List all the lines in these records that hold "Кохання".
---------------
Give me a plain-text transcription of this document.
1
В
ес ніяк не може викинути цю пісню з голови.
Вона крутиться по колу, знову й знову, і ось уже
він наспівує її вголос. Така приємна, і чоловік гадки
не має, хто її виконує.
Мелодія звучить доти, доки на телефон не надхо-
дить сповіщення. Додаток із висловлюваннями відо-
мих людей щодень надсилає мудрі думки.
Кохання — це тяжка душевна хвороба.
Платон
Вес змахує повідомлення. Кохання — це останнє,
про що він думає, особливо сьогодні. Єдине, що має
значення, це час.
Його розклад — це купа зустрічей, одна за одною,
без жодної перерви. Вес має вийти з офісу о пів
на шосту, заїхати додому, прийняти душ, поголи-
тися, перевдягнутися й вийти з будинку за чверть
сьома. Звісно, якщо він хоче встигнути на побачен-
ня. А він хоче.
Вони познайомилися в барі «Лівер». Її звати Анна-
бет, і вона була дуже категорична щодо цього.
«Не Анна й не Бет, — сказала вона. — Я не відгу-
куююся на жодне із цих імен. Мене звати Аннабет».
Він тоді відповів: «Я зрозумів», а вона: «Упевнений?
---------------
Output for this task:
Кохання — це тяжка душевна хвороба.
Вес змахує повідомлення. Кохання — це останнє,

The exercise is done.